- Request
Find every line with the word "SJSU". Copy those lines.

- Dataset records
_ _ _ _

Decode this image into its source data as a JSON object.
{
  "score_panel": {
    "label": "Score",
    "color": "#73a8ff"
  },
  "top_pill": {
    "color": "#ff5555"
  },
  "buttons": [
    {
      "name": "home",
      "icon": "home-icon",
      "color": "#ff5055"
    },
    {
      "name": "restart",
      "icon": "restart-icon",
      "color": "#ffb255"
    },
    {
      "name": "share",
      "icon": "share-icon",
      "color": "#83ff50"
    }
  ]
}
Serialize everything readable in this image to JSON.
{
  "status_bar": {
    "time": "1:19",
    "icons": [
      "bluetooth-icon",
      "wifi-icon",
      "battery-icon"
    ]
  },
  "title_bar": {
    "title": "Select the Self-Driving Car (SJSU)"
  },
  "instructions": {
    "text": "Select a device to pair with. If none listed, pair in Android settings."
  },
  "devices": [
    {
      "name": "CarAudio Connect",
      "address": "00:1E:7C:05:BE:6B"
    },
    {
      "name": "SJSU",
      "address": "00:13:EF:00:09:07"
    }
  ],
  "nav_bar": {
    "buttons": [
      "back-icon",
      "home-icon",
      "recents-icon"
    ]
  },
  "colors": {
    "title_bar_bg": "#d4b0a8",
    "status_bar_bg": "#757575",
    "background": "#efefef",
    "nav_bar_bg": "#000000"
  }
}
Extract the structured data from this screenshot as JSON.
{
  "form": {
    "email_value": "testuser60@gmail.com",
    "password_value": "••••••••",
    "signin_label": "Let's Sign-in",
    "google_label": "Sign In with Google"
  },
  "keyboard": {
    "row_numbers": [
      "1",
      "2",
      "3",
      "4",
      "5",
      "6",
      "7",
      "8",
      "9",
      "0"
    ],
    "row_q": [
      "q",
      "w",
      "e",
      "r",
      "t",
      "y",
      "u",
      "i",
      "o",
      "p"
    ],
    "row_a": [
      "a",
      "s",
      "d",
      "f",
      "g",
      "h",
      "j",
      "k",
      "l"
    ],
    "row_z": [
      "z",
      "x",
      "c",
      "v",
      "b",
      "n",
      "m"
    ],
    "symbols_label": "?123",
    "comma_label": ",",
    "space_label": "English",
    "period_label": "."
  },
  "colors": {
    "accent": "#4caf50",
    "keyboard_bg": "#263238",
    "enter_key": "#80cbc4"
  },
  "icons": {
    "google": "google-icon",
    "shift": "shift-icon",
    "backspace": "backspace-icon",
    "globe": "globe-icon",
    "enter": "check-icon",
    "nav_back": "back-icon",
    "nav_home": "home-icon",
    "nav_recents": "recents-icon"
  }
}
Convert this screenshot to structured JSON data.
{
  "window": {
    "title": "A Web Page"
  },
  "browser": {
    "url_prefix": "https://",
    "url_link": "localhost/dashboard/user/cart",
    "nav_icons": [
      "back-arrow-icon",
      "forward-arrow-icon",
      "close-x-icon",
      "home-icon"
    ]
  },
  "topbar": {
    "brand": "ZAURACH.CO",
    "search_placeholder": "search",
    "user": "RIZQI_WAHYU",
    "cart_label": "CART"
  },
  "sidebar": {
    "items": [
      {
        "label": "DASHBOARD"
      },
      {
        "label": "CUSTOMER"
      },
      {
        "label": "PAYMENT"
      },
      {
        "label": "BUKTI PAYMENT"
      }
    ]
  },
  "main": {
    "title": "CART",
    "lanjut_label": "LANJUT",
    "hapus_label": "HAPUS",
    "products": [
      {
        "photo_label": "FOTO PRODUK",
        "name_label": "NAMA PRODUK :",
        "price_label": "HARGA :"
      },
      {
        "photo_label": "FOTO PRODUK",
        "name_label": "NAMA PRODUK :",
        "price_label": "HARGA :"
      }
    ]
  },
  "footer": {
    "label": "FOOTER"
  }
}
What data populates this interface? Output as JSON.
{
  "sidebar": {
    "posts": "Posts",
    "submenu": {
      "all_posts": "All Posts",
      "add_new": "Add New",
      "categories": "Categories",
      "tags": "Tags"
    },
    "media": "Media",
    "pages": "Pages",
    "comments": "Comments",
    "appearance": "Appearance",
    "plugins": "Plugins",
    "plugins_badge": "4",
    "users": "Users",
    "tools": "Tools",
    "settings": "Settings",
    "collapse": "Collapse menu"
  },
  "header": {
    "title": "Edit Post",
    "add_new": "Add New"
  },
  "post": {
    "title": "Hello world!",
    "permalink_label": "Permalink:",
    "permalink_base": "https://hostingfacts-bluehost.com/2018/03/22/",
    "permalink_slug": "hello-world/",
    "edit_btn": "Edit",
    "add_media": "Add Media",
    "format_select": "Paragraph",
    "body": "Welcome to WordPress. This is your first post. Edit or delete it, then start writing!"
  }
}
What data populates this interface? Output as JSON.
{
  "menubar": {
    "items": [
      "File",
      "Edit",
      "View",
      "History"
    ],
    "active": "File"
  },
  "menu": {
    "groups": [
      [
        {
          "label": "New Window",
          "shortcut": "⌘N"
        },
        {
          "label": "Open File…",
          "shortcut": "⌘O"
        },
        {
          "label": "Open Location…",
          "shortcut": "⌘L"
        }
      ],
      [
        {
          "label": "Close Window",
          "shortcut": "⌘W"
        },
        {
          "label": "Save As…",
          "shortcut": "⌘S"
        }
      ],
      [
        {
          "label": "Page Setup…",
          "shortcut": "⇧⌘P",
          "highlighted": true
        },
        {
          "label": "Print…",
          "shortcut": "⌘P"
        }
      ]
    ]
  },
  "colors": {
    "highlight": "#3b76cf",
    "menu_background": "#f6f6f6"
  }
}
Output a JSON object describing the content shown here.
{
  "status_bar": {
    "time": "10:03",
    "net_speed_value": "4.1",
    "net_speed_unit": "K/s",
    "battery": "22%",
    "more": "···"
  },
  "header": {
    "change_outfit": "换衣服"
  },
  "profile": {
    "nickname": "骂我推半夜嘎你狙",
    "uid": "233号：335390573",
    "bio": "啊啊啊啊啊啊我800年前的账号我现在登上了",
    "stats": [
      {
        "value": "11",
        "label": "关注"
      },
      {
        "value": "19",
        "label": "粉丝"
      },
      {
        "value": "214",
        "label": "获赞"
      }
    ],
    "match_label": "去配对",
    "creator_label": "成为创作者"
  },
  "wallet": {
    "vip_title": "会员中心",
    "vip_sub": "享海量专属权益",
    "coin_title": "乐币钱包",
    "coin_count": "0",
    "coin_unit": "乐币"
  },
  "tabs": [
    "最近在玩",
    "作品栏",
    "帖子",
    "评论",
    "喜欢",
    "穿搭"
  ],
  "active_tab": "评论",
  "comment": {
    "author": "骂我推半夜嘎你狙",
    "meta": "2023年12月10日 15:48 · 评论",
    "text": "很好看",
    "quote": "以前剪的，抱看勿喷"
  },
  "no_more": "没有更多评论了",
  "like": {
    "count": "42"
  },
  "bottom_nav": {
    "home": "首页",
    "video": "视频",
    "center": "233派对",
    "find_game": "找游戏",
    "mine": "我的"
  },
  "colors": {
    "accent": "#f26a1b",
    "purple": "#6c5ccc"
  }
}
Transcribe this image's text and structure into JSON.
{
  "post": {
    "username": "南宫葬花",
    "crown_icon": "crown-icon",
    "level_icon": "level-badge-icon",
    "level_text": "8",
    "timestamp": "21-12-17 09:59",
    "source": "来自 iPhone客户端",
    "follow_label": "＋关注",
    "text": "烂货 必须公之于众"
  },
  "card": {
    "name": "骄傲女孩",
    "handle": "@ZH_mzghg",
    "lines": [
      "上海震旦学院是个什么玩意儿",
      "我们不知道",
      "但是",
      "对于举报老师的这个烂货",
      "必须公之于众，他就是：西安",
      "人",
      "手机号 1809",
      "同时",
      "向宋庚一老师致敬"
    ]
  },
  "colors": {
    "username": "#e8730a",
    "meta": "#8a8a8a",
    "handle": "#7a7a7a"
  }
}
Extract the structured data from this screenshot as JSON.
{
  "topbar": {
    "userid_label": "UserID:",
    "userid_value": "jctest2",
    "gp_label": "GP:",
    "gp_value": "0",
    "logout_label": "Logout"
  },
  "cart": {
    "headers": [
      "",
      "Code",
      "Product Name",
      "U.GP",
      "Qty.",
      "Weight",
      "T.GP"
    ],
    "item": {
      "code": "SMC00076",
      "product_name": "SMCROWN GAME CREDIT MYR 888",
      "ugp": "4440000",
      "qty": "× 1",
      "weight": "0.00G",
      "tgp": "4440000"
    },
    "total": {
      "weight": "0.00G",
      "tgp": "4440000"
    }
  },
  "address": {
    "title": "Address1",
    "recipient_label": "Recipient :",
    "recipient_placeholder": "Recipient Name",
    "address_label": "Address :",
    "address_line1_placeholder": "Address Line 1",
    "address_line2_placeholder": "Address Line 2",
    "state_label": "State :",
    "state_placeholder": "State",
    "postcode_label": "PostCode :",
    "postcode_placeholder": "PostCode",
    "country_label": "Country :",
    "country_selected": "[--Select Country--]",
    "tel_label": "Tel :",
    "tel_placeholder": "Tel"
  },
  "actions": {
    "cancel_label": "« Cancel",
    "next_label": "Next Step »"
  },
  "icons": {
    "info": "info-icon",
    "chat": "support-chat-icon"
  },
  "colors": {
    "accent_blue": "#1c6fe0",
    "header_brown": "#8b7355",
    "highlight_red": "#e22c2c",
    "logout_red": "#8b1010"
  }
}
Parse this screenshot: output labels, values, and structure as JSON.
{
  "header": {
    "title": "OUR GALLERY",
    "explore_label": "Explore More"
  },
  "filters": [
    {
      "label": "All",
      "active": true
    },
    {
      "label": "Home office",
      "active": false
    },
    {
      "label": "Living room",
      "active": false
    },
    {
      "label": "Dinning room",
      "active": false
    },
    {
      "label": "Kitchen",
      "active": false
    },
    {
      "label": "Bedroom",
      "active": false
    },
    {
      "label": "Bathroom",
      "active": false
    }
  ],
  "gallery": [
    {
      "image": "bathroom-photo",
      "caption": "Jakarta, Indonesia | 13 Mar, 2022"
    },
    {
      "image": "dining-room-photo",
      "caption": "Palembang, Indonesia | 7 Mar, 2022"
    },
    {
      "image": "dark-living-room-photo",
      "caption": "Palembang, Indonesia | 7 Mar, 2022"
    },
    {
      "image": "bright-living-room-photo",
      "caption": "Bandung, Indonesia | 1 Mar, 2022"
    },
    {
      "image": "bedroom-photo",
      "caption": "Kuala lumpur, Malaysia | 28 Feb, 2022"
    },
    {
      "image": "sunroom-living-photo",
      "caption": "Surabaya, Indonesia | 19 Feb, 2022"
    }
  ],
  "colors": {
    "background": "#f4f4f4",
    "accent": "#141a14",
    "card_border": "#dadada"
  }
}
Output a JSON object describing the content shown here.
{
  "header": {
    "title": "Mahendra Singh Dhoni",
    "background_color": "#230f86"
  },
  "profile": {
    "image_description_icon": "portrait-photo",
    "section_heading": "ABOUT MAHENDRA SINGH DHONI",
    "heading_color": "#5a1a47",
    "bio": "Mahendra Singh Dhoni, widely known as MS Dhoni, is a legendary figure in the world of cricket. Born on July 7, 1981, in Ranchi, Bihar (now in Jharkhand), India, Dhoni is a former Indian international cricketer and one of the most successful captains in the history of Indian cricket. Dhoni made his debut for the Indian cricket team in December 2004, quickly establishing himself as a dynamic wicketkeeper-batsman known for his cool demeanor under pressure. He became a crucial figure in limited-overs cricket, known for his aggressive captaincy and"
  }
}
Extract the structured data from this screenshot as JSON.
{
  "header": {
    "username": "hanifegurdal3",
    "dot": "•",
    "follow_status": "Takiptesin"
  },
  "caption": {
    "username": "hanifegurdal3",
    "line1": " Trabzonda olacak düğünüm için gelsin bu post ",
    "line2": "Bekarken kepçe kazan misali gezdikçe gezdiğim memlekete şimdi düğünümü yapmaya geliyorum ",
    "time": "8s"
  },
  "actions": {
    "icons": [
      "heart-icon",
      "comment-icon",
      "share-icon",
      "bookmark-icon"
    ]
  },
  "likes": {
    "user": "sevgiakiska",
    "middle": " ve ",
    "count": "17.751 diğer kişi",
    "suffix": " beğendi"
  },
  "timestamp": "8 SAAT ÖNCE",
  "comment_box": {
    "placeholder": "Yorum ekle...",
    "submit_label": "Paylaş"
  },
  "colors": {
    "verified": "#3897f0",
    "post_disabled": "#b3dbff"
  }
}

_ _ _ _

- Solved exercise
    "title": "Select the Self-Driving Car (SJSU)"
      "name": "SJSU",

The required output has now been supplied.